• Exercise goal
It is required that all of the data be written out exactly.

• Material provided
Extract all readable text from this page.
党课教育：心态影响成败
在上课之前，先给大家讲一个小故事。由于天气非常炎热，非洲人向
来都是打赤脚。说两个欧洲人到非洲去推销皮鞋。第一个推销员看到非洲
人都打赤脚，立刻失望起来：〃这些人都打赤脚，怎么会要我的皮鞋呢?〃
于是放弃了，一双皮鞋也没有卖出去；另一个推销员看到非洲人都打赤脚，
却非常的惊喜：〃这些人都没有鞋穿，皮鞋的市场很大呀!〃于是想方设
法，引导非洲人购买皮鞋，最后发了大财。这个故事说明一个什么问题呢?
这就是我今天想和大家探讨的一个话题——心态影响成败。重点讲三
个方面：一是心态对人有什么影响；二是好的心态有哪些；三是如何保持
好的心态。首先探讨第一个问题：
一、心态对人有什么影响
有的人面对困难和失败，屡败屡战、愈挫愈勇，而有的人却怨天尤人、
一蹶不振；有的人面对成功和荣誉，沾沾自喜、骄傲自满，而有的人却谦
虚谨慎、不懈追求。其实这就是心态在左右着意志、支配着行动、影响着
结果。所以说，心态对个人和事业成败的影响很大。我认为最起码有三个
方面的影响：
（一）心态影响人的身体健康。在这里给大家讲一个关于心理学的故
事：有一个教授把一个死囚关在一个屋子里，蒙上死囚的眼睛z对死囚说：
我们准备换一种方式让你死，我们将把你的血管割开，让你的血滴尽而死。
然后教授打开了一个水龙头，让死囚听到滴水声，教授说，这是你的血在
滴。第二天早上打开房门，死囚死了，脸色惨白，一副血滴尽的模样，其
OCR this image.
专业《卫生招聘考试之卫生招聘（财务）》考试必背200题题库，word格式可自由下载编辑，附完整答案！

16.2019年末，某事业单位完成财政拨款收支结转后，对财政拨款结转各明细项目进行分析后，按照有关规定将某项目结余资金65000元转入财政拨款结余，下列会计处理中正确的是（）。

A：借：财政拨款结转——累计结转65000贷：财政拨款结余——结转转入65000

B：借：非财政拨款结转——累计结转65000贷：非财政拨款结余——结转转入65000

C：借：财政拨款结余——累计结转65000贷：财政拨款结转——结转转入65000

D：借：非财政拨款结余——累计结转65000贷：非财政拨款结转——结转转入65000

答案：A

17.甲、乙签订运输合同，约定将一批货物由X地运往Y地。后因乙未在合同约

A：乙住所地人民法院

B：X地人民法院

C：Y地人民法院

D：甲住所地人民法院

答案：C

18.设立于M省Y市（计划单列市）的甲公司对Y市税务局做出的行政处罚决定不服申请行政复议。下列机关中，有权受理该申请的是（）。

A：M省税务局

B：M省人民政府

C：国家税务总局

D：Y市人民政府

• Task result
Extract all readable text from this page.
党课教育：心态影响成败
在上课之前，先给大家讲一个小故事。由于天气非常炎热，非洲人向
来都是打赤脚。说两个欧洲人到非洲去推销皮鞋。第一个推销员看到非洲
人都打赤脚，立刻失望起来：〃这些人都打赤脚，怎么会要我的皮鞋呢?〃
于是放弃了，一双皮鞋也没有卖出去；另一个推销员看到非洲人都打赤脚，
却非常的惊喜：〃这些人都没有鞋穿，皮鞋的市场很大呀!〃于是想方设
法，引导非洲人购买皮鞋，最后发了大财。这个故事说明一个什么问题呢?
这就是我今天想和大家探讨的一个话题——心态影响成败。重点讲三
个方面：一是心态对人有什么影响；二是好的心态有哪些；三是如何保持
好的心态。首先探讨第一个问题：
一、心态对人有什么影响
有的人面对困难和失败，屡败屡战、愈挫愈勇，而有的人却怨天尤人、
一蹶不振；有的人面对成功和荣誉，沾沾自喜、骄傲自满，而有的人却谦
虚谨慎、不懈追求。其实这就是心态在左右着意志、支配着行动、影响着
结果。所以说，心态对个人和事业成败的影响很大。我认为最起码有三个
方面的影响：
（一）心态影响人的身体健康。在这里给大家讲一个关于心理学的故
事：有一个教授把一个死囚关在一个屋子里，蒙上死囚的眼睛z对死囚说：
我们准备换一种方式让你死，我们将把你的血管割开，让你的血滴尽而死。
然后教授打开了一个水龙头，让死囚听到滴水声，教授说，这是你的血在
滴。第二天早上打开房门，死囚死了，脸色惨白，一副血滴尽的模样，其
OCR this image.
专业《卫生招聘考试之卫生招聘（财务）》考试必背200题题库，word格式可自由下载编辑，附完整答案！

16.2019年末，某事业单位完成财政拨款收支结转后，对财政拨款结转各明细项目进行分析后，按照有关规定将某项目结余资金65000元转入财政拨款结余，下列会计处理中正确的是（）。

A：借：财政拨款结转——累计结转65000贷：财政拨款结余——结转转入65000

B：借：非财政拨款结转——累计结转65000贷：非财政拨款结余——结转转入65000

C：借：财政拨款结余——累计结转65000贷：财政拨款结转——结转转入65000

D：借：非财政拨款结余——累计结转65000贷：非财政拨款结转——结转转入65000

答案：A

17.甲、乙签订运输合同，约定将一批货物由X地运往Y地。后因乙未在合同约

A：乙住所地人民法院

B：X地人民法院

C：Y地人民法院

D：甲住所地人民法院

答案：C

18.设立于M省Y市（计划单列市）的甲公司对Y市税务局做出的行政处罚决定不服申请行政复议。下列机关中，有权受理该申请的是（）。

A：M省税务局

B：M省人民政府

C：国家税务总局

D：Y市人民政府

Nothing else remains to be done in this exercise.